## start

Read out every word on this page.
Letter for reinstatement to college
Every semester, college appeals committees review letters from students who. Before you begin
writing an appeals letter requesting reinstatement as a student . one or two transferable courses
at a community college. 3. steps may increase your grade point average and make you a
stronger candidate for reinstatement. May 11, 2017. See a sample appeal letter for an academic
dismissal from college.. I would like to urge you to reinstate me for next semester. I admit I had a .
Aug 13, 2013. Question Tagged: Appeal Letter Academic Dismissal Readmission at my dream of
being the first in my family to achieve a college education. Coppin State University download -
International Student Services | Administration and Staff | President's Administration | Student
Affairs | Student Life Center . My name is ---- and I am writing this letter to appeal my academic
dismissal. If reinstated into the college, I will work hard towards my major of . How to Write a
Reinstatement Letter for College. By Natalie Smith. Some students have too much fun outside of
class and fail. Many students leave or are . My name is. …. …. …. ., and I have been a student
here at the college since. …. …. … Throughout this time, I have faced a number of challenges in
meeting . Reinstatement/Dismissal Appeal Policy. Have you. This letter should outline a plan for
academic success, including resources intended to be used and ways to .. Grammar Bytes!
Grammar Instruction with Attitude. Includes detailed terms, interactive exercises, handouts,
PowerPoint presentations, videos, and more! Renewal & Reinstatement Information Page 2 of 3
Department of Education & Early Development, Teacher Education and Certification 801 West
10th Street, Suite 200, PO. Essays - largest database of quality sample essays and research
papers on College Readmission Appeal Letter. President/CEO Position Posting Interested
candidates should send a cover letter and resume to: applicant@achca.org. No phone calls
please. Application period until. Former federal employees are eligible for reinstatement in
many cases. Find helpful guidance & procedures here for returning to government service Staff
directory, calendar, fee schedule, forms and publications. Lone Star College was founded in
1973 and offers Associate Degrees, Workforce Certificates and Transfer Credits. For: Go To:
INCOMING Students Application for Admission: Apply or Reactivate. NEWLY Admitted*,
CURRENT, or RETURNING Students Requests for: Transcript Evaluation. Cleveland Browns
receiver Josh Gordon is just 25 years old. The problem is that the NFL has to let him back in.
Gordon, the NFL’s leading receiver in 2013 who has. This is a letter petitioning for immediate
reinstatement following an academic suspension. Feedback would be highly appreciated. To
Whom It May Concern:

## end

Return the entries in full, keeping every line exactly as it is.

• TASK ANSWER:
Read out every word on this page.
Letter for reinstatement to college
Every semester, college appeals committees review letters from students who. Before you begin
writing an appeals letter requesting reinstatement as a student . one or two transferable courses
at a community college. 3. steps may increase your grade point average and make you a
stronger candidate for reinstatement. May 11, 2017. See a sample appeal letter for an academic
dismissal from college.. I would like to urge you to reinstate me for next semester. I admit I had a .
Aug 13, 2013. Question Tagged: Appeal Letter Academic Dismissal Readmission at my dream of
being the first in my family to achieve a college education. Coppin State University download -
International Student Services | Administration and Staff | President's Administration | Student
Affairs | Student Life Center . My name is ---- and I am writing this letter to appeal my academic
dismissal. If reinstated into the college, I will work hard towards my major of . How to Write a
Reinstatement Letter for College. By Natalie Smith. Some students have too much fun outside of
class and fail. Many students leave or are . My name is. …. …. …. ., and I have been a student
here at the college since. …. …. … Throughout this time, I have faced a number of challenges in
meeting . Reinstatement/Dismissal Appeal Policy. Have you. This letter should outline a plan for
academic success, including resources intended to be used and ways to .. Grammar Bytes!
Grammar Instruction with Attitude. Includes detailed terms, interactive exercises, handouts,
PowerPoint presentations, videos, and more! Renewal & Reinstatement Information Page 2 of 3
Department of Education & Early Development, Teacher Education and Certification 801 West
10th Street, Suite 200, PO. Essays - largest database of quality sample essays and research
papers on College Readmission Appeal Letter. President/CEO Position Posting Interested
candidates should send a cover letter and resume to: applicant@achca.org. No phone calls
please. Application period until. Former federal employees are eligible for reinstatement in
many cases. Find helpful guidance & procedures here for returning to government service Staff
directory, calendar, fee schedule, forms and publications. Lone Star College was founded in
1973 and offers Associate Degrees, Workforce Certificates and Transfer Credits. For: Go To:
INCOMING Students Application for Admission: Apply or Reactivate. NEWLY Admitted*,
CURRENT, or RETURNING Students Requests for: Transcript Evaluation. Cleveland Browns
receiver Josh Gordon is just 25 years old. The problem is that the NFL has to let him back in.
Gordon, the NFL’s leading receiver in 2013 who has. This is a letter petitioning for immediate
reinstatement following an academic suspension. Feedback would be highly appreciated. To
Whom It May Concern:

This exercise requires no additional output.